Directions for this task | Pick out each line of the records in which the word "bars" appears.

•••

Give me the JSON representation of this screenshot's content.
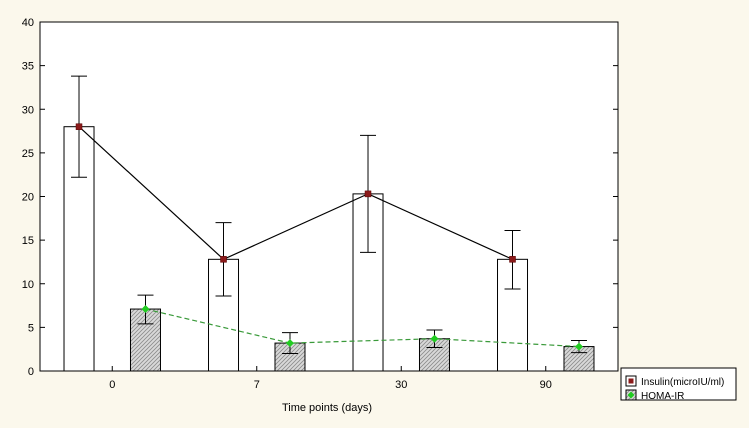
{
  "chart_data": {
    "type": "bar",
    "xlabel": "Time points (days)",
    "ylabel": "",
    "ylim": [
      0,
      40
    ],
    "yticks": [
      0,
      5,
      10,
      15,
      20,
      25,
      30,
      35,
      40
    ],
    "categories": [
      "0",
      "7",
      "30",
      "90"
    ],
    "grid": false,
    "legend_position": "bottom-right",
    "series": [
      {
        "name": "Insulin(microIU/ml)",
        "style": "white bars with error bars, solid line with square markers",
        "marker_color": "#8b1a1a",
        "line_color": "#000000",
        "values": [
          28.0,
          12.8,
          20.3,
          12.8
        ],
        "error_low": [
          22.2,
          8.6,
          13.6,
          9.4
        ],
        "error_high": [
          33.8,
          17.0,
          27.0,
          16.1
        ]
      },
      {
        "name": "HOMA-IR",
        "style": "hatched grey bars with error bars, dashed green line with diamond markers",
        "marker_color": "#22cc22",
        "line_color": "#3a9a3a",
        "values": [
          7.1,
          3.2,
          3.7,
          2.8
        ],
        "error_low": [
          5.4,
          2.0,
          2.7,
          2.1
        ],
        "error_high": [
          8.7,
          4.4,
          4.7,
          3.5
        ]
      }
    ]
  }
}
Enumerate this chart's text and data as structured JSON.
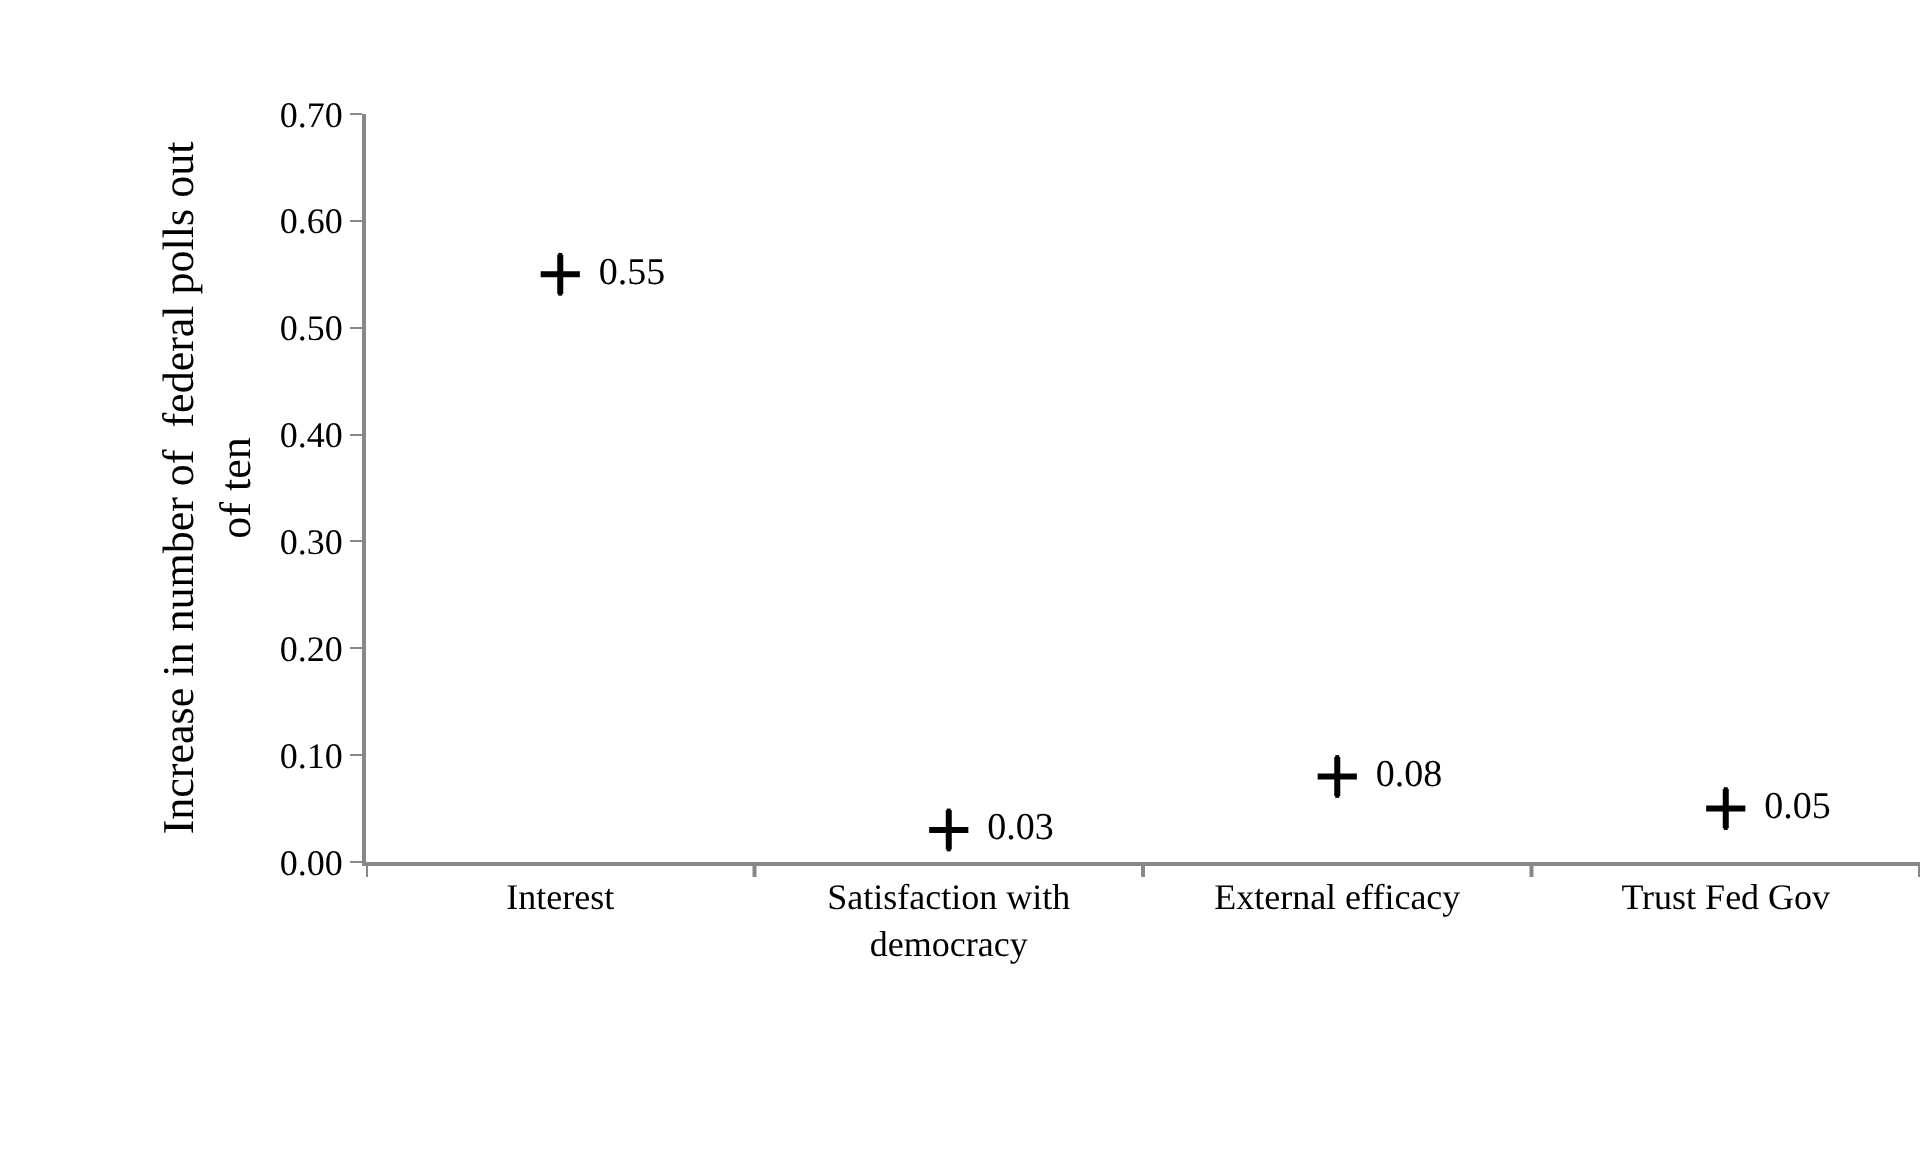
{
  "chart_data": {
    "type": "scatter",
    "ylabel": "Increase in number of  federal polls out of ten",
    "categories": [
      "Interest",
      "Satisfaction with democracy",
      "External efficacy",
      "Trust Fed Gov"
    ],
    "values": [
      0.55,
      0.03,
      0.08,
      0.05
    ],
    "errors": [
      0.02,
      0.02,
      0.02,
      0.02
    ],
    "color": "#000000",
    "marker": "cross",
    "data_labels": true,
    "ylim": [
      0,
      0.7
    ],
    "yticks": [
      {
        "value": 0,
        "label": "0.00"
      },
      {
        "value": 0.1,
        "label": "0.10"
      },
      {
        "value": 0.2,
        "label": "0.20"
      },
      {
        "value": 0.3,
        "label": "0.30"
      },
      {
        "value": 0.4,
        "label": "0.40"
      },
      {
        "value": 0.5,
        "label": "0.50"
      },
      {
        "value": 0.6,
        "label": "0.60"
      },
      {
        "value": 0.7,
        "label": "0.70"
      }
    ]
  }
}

•••

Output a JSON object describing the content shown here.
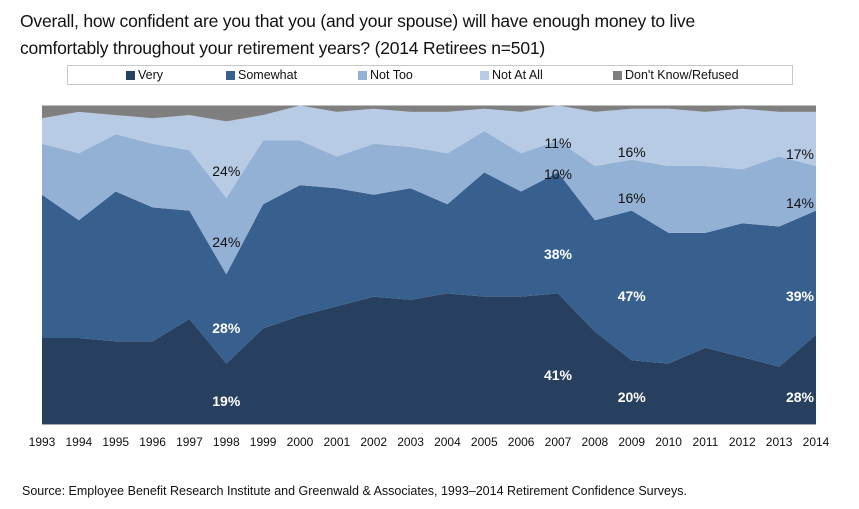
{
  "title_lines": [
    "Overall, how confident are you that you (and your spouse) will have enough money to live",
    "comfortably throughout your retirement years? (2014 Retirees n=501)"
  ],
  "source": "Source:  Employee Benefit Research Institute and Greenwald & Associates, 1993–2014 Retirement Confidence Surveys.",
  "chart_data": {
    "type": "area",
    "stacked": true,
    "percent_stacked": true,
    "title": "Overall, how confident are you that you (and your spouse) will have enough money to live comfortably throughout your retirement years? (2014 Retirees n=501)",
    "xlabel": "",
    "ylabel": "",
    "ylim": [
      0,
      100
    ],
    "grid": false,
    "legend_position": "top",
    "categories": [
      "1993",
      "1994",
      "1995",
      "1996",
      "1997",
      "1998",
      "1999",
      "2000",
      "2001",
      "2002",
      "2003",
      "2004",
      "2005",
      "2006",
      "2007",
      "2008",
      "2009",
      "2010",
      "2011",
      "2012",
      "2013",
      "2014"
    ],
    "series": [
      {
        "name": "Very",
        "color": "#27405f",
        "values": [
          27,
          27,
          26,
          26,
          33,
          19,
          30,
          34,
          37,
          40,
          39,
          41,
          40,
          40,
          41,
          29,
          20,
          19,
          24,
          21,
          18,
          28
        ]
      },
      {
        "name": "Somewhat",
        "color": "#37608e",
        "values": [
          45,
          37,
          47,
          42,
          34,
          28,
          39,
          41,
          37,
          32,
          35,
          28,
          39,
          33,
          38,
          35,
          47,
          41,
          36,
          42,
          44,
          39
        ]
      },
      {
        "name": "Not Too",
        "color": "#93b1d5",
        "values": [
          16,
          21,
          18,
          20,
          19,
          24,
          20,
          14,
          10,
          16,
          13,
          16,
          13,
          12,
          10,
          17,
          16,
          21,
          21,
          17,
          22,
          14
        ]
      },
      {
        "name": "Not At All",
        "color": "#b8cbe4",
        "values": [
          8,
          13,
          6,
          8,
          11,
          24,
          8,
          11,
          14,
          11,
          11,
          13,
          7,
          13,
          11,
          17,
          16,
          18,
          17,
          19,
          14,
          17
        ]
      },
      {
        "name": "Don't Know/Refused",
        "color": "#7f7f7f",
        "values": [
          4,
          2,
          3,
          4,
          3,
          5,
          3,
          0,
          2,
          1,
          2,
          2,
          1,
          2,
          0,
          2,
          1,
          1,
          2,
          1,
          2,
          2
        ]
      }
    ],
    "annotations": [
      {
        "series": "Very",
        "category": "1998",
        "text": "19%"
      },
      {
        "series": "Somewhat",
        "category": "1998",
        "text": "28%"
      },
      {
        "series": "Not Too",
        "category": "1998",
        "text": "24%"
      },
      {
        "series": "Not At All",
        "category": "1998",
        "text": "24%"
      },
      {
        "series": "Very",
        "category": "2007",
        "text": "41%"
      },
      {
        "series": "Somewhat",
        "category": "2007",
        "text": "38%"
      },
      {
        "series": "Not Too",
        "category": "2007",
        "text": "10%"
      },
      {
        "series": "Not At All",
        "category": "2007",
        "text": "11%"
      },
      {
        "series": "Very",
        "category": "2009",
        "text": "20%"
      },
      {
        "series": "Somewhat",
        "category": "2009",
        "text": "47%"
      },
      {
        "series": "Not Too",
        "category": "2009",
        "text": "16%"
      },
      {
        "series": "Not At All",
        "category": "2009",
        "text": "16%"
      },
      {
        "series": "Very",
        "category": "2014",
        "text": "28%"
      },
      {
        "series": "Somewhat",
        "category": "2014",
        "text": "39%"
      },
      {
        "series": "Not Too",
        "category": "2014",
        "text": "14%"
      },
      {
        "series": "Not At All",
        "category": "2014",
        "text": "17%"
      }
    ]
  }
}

•••

Written answer |
        "style": "white bars with error bars, solid line with square markers",
        "style": "hatched grey bars with error bars, dashed green line with diamond markers",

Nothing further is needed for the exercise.